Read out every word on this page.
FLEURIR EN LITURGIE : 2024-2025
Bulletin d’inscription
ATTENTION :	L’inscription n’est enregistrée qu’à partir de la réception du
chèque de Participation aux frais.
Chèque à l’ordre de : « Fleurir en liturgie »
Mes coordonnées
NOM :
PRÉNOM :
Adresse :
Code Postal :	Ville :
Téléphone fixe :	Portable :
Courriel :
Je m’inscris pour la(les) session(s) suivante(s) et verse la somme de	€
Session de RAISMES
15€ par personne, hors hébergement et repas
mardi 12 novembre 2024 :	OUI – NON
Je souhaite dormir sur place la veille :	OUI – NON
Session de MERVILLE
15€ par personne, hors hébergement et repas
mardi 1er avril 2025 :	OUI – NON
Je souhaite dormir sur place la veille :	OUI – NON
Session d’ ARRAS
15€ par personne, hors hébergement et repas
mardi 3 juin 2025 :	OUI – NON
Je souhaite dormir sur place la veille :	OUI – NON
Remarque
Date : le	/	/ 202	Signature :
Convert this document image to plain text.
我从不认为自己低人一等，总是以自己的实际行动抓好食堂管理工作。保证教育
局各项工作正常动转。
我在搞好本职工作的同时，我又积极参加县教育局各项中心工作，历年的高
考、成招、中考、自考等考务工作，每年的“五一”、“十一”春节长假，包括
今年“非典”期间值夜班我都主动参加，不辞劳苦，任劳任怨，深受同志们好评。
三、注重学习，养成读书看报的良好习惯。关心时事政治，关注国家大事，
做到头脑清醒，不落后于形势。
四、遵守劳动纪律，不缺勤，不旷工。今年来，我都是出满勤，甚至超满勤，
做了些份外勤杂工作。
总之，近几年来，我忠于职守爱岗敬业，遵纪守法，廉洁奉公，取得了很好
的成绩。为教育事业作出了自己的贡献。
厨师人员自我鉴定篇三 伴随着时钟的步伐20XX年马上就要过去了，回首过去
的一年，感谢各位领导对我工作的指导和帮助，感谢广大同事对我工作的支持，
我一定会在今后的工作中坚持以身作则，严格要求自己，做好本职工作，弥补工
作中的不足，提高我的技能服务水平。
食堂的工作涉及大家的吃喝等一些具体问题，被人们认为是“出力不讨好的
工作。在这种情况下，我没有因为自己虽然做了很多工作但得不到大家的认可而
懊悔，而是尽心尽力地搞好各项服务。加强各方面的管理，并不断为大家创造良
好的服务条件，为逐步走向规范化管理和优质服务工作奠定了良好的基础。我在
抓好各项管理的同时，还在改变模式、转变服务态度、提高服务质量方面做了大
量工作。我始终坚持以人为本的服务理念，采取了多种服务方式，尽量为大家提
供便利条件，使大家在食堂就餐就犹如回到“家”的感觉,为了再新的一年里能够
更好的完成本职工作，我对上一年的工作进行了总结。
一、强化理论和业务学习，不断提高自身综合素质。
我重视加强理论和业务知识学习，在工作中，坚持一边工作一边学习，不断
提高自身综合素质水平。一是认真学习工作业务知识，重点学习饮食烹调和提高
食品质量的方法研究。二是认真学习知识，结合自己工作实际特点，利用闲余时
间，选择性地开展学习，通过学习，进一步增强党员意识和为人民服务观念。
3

Problem to solve:
Of all the lines above, how many contain the word "this"? Answer with only the number.

Output of the task:
2